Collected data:
---
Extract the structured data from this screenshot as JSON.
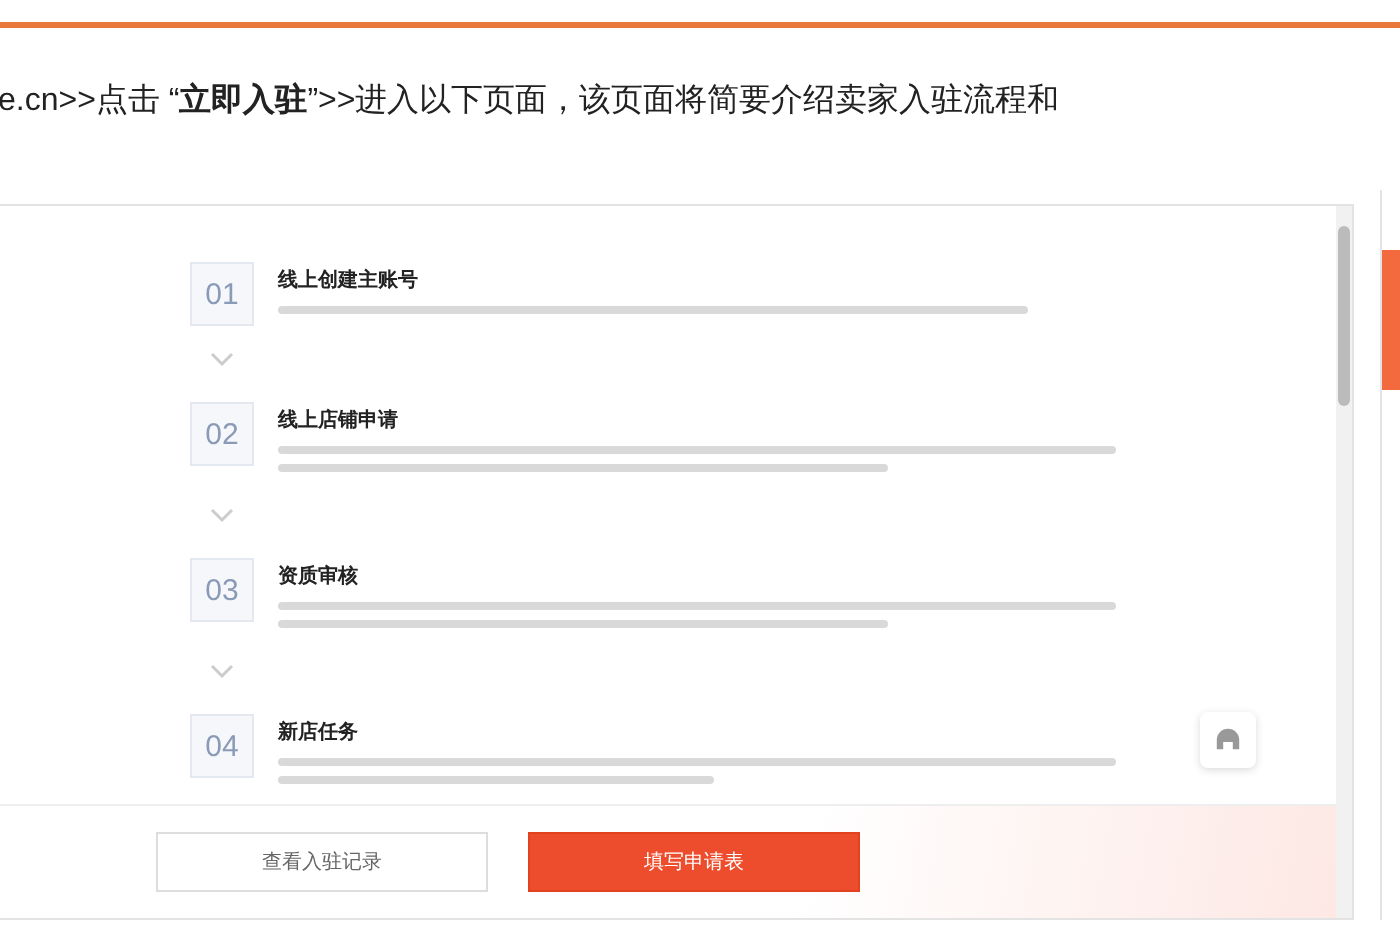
{
  "intro": "e.cn>>点击 “**立即入驻**”>>进入以下页面，该页面将简要介绍卖家入驻流程和",
  "steps": [
    {
      "number": "01",
      "title": "线上创建主账号"
    },
    {
      "number": "02",
      "title": "线上店铺申请"
    },
    {
      "number": "03",
      "title": "资质审核"
    },
    {
      "number": "04",
      "title": "新店任务"
    }
  ],
  "buttons": [
    {
      "label": "查看入驻记录",
      "kind": "outline"
    },
    {
      "label": "填写申请表",
      "kind": "primary"
    }
  ]
}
---
PROBLEM STATEMENT: Omit every picture while copying the listing above exactly.

TASK RESULT:
Extract the structured data from this screenshot as JSON.
{
  "intro": "e.cn>>点击 “**立即入驻**”>>进入以下页面，该页面将简要介绍卖家入驻流程和",
  "steps": [
    {
      "number": "01",
      "title": "线上创建主账号"
    },
    {
      "number": "02",
      "title": "线上店铺申请"
    },
    {
      "number": "03",
      "title": "资质审核"
    },
    {
      "number": "04",
      "title": "新店任务"
    }
  ],
  "buttons": [
    {
      "label": "查看入驻记录",
      "kind": "outline"
    },
    {
      "label": "填写申请表",
      "kind": "primary"
    }
  ]
}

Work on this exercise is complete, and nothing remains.